- Your task
Find the lines that hold the word "HELLO" and return them.

--- start Records supplied ---

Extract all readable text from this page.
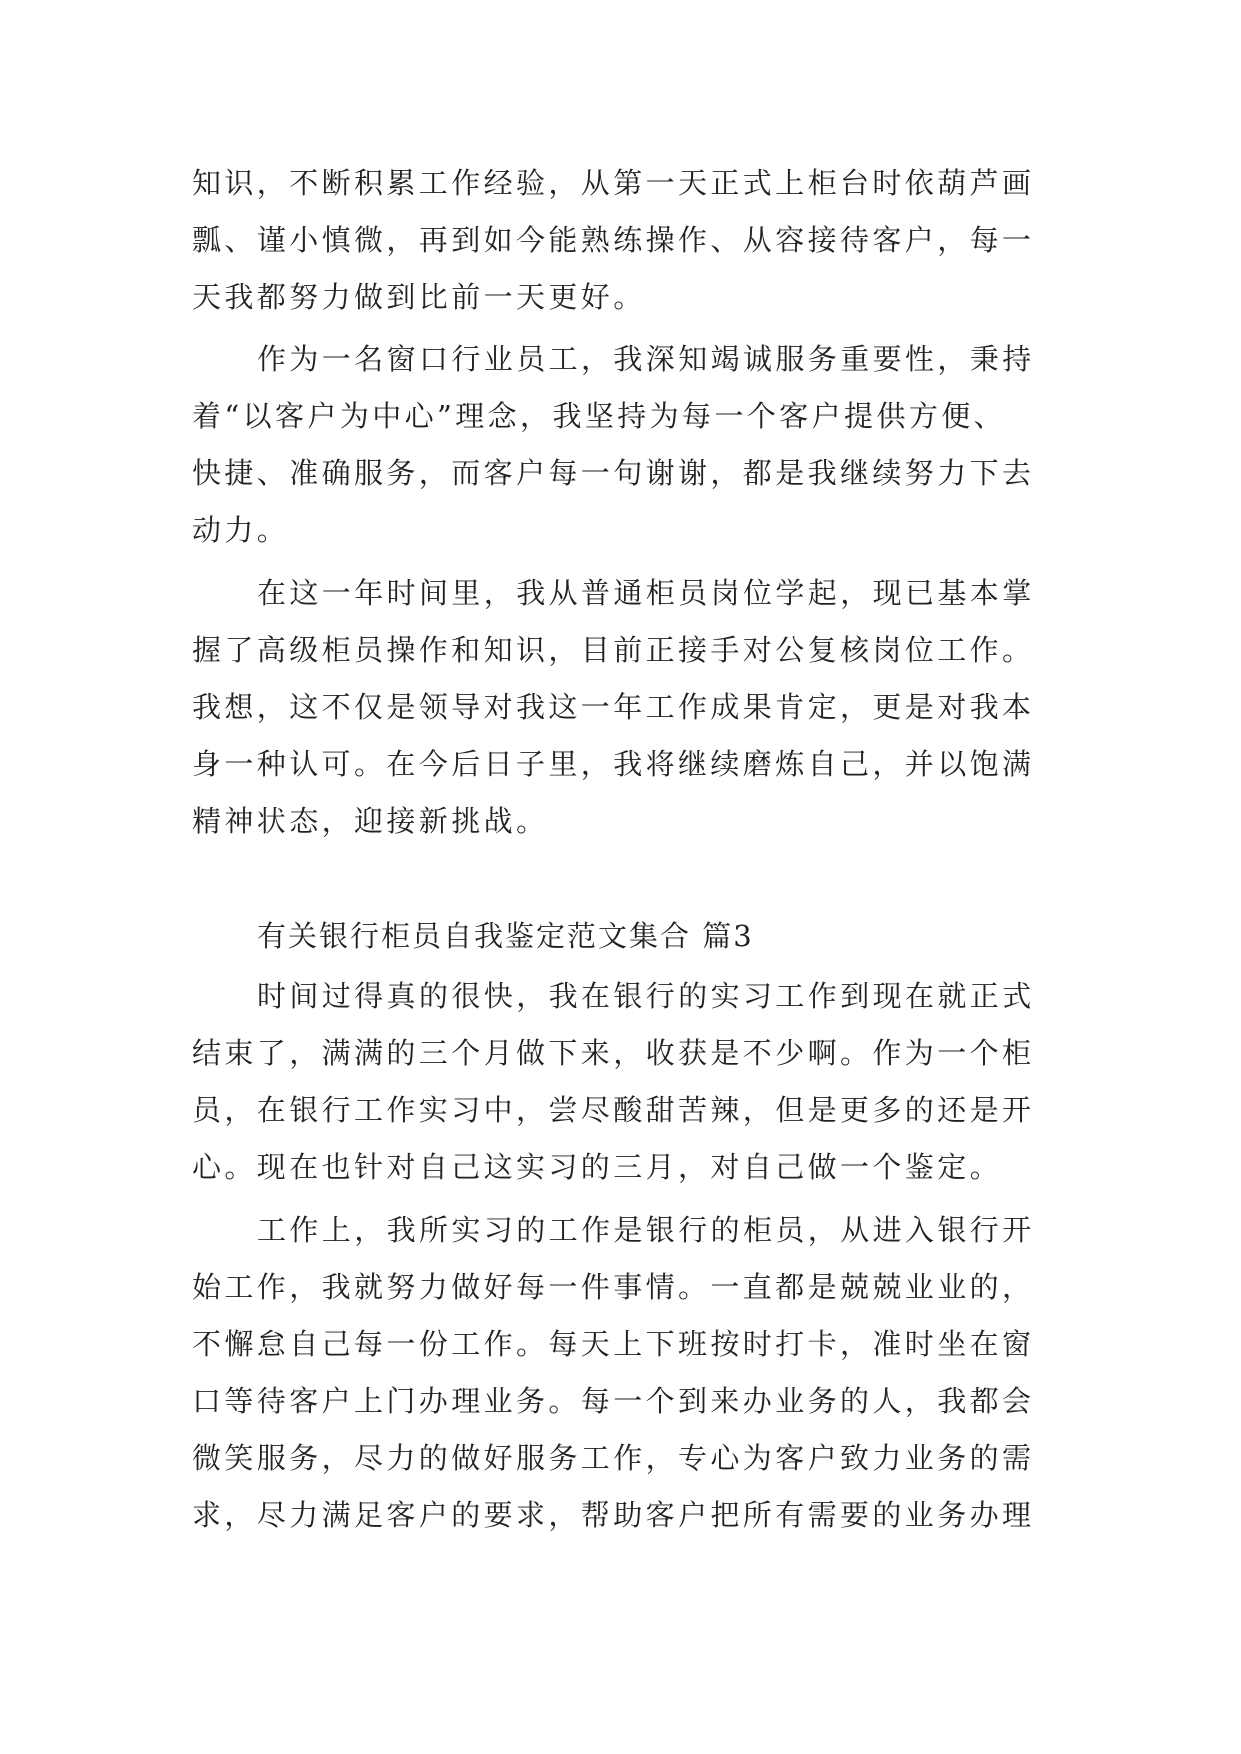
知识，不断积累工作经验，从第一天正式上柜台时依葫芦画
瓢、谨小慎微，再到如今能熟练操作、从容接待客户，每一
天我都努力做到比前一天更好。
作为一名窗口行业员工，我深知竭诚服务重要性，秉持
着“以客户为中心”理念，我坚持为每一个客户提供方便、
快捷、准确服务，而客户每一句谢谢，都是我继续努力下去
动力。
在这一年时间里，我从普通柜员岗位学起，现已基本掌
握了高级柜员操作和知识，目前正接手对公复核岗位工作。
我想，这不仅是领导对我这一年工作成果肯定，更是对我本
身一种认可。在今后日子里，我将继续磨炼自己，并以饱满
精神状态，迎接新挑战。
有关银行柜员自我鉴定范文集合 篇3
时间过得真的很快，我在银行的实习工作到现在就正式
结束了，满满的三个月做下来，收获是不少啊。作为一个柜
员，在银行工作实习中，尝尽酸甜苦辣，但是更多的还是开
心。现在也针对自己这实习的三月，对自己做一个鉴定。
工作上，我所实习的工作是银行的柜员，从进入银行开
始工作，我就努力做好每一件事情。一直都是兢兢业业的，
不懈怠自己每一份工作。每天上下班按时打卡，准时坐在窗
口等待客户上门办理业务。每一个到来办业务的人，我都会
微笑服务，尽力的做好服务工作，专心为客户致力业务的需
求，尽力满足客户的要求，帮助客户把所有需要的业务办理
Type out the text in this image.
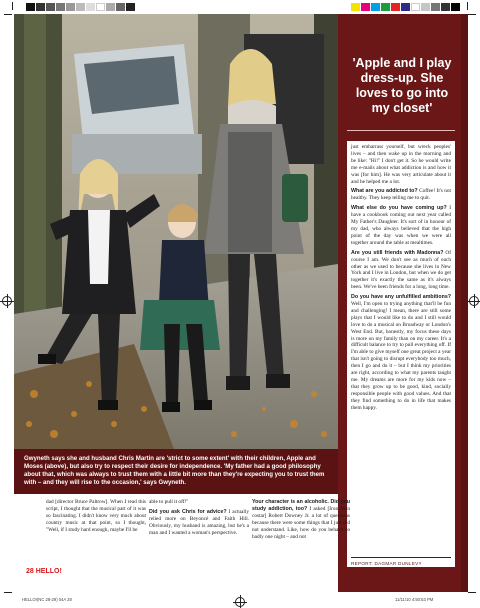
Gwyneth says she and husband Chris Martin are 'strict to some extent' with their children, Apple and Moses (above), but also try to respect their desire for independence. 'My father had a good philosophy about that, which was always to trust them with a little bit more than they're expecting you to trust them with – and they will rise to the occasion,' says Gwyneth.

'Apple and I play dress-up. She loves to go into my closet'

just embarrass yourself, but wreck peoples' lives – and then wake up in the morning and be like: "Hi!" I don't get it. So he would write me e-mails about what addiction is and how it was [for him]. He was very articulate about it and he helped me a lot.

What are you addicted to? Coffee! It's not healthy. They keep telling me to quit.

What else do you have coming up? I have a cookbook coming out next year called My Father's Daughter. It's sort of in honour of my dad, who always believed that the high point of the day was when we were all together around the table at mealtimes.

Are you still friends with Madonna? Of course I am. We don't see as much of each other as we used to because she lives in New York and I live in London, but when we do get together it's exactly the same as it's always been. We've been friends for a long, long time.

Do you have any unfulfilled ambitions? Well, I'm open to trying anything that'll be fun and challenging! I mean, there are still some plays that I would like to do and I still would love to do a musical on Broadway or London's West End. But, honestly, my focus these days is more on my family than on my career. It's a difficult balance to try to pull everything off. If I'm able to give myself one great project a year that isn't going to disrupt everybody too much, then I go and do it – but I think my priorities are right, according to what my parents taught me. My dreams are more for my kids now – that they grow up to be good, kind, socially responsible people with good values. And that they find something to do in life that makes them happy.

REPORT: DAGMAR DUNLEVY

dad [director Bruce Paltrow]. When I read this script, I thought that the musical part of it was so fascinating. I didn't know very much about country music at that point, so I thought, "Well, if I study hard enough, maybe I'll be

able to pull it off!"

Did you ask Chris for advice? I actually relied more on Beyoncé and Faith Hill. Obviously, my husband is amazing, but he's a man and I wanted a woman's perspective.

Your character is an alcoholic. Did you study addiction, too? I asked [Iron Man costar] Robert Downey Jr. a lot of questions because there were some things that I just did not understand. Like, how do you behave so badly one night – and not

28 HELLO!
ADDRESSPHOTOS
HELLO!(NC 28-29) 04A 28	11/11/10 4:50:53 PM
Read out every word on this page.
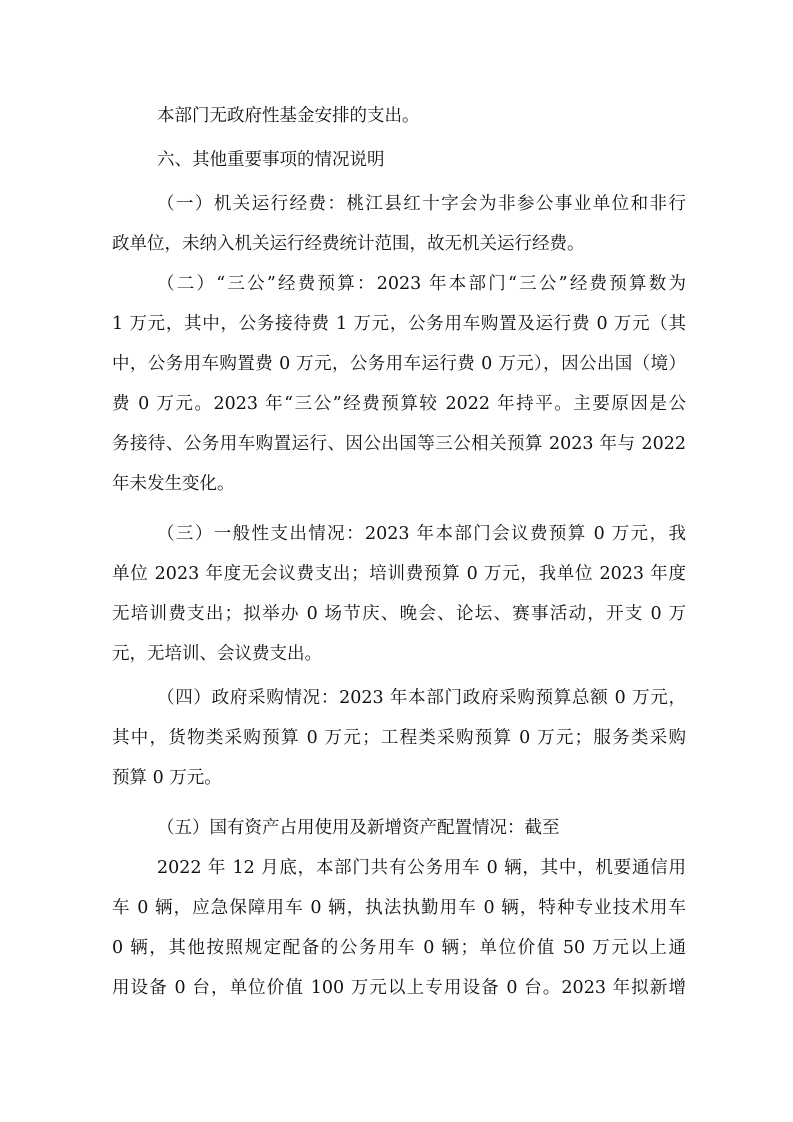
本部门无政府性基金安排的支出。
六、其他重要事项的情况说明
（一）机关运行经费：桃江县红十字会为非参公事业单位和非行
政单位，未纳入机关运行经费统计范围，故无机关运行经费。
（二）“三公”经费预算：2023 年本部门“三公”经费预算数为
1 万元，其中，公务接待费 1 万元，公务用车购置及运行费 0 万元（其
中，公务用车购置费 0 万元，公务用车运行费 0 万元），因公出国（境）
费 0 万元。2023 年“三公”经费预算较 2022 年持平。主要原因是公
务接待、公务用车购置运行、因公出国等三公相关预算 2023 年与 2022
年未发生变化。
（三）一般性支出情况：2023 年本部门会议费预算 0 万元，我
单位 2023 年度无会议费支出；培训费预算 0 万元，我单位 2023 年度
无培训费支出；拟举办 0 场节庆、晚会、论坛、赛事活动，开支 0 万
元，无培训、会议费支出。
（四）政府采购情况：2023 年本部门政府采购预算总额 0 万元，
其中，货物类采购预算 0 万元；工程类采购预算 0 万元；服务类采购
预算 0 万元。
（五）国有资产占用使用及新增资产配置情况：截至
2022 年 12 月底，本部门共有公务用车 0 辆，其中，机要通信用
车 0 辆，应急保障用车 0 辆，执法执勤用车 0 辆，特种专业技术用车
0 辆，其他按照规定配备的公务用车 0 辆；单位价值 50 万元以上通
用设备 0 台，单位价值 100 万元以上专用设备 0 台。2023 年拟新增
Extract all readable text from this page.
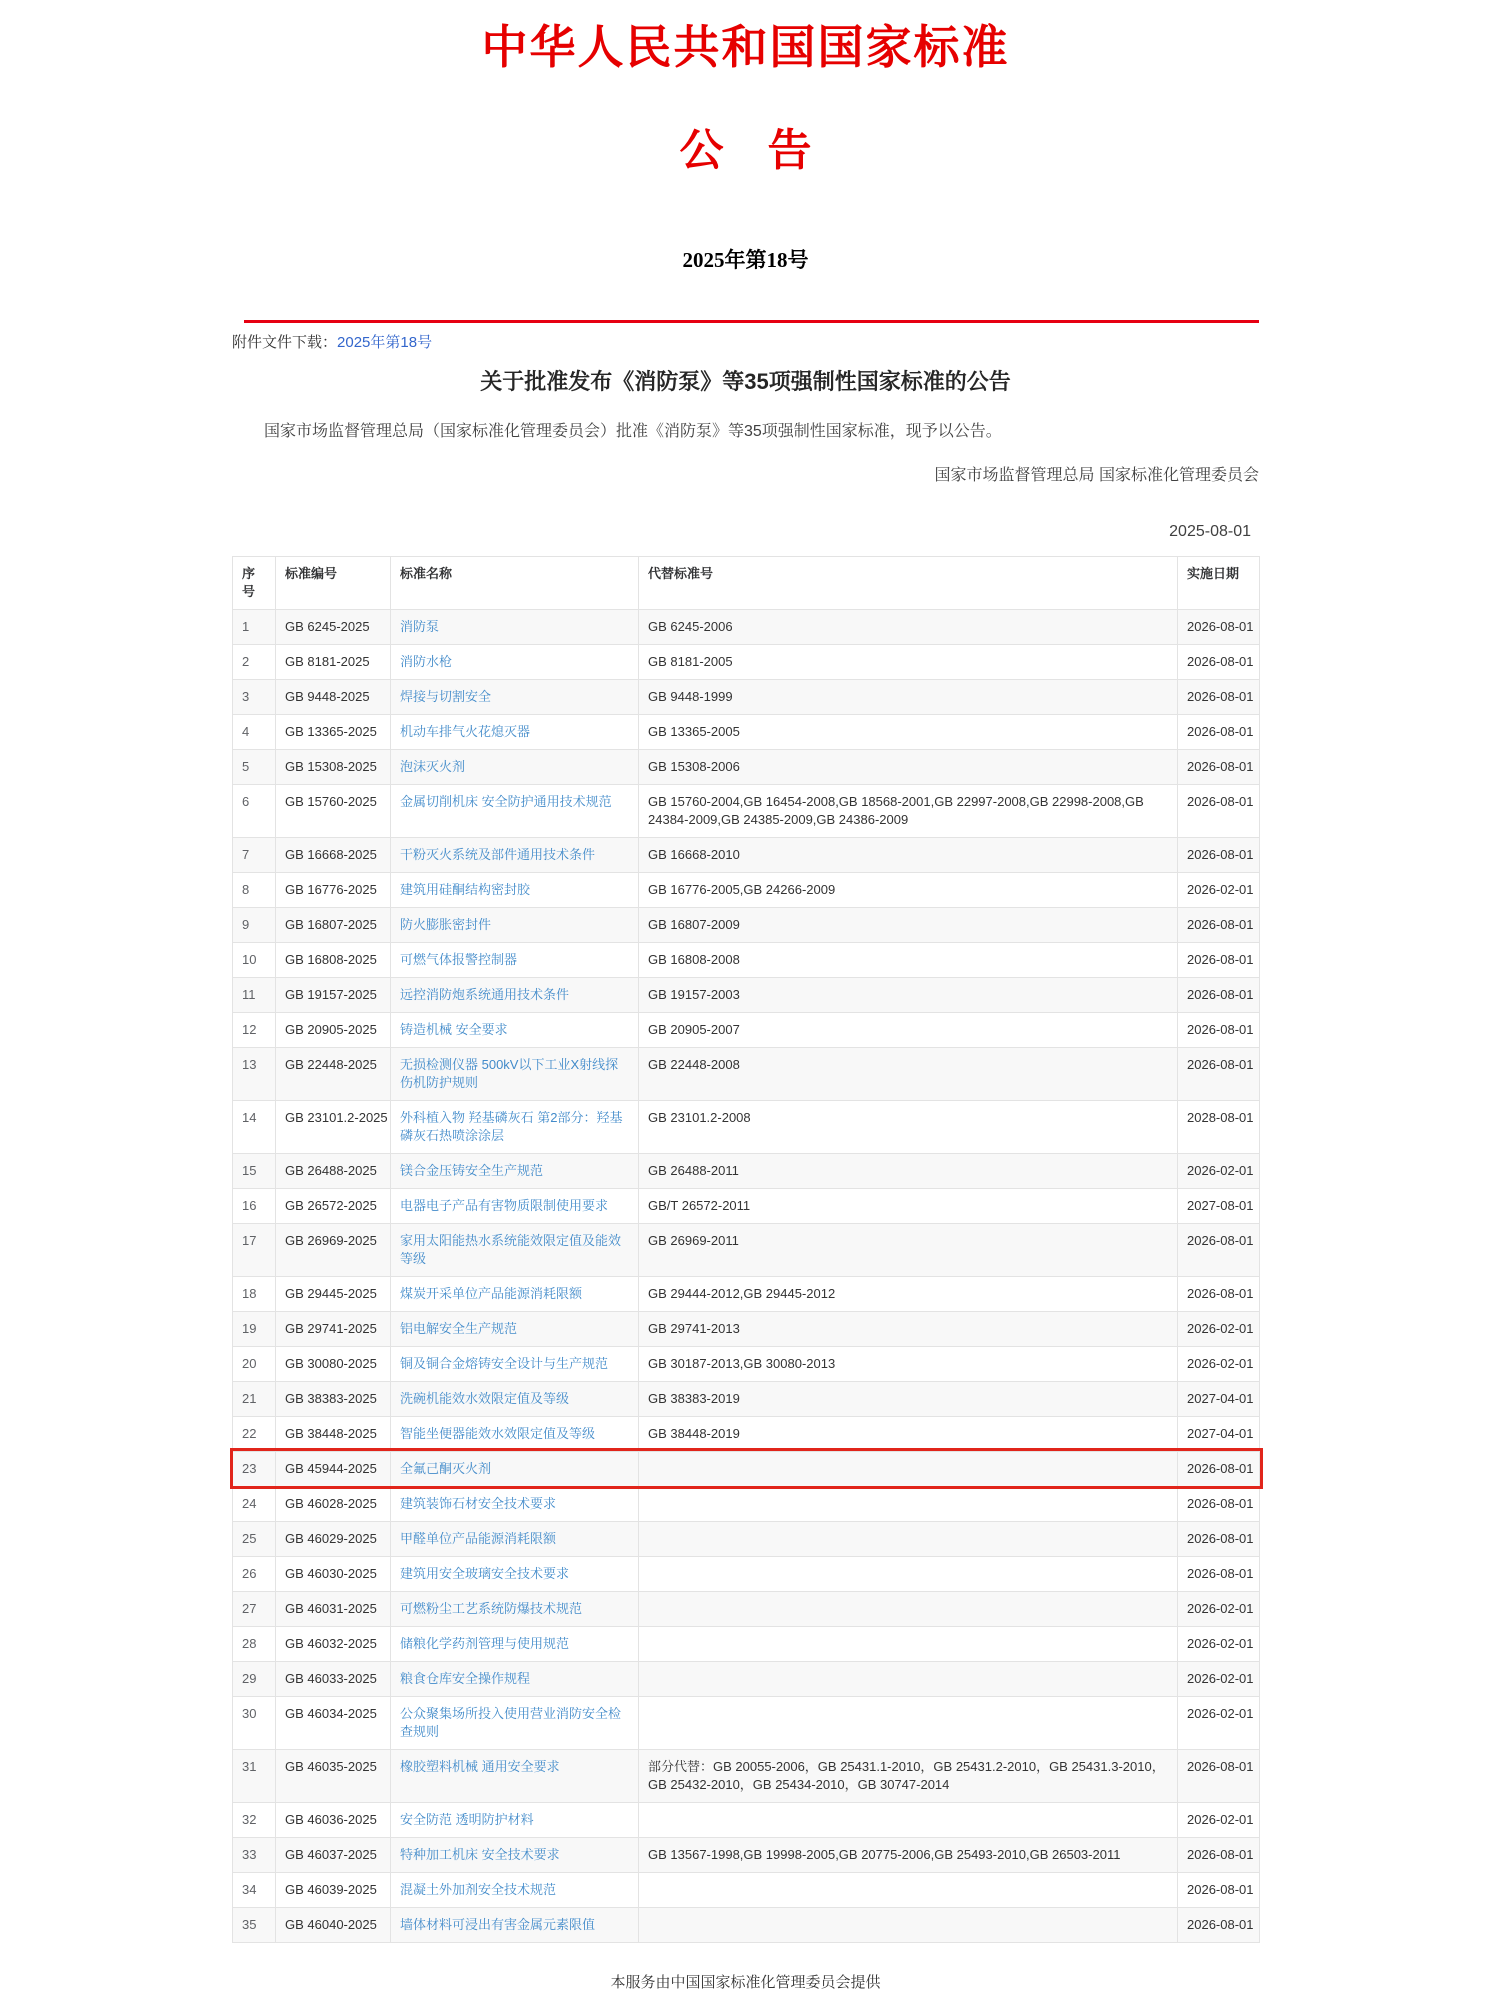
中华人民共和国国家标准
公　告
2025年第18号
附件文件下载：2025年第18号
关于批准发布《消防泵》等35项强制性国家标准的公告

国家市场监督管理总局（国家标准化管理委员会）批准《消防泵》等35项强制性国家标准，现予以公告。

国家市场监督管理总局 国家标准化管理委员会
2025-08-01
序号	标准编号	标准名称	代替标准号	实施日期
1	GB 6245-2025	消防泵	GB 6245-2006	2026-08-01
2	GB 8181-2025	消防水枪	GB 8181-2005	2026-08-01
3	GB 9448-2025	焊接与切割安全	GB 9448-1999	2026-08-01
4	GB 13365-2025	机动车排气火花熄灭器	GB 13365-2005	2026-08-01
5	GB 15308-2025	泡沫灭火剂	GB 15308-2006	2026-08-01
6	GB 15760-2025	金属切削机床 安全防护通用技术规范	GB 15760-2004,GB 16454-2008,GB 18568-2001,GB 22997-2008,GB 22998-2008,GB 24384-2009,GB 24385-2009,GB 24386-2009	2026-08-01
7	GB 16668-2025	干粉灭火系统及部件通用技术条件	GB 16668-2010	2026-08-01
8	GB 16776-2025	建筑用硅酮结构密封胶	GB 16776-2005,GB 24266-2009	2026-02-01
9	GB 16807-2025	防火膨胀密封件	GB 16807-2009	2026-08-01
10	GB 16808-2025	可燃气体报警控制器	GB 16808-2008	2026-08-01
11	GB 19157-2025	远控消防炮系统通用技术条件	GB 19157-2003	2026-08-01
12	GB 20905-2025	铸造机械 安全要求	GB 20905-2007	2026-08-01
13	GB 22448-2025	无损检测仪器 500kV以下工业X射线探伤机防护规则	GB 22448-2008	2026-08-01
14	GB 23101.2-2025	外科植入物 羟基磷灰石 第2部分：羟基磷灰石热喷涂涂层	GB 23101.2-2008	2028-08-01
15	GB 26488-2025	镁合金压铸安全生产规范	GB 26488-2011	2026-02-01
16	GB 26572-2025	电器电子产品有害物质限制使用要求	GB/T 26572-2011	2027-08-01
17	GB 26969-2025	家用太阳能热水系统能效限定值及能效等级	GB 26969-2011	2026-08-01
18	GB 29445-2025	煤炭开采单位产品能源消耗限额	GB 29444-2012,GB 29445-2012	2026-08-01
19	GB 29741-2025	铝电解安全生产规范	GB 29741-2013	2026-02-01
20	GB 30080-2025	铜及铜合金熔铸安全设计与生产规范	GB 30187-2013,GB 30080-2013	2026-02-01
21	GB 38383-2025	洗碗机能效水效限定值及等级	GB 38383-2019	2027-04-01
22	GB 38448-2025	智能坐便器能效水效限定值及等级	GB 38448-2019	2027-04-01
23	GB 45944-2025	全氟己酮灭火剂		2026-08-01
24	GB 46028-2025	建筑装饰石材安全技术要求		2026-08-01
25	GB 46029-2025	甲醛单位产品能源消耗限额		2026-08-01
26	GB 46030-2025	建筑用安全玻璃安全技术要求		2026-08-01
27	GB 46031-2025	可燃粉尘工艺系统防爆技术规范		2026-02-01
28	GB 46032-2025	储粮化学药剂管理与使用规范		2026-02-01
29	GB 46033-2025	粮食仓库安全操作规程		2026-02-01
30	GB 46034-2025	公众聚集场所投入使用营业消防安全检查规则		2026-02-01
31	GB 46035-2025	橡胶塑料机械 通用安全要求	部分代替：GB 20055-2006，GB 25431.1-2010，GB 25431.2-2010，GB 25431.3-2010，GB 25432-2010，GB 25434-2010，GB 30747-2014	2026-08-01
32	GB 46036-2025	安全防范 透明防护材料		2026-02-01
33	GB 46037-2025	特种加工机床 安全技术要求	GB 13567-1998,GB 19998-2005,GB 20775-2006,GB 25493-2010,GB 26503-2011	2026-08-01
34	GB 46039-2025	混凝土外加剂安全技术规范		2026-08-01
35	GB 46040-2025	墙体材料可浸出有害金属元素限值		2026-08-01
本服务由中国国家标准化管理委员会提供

--- end Records supplied ---

- Written solution
28 HELLO!
HELLO!(NC 28-29) 04A 28	11/11/10 4:50:53 PM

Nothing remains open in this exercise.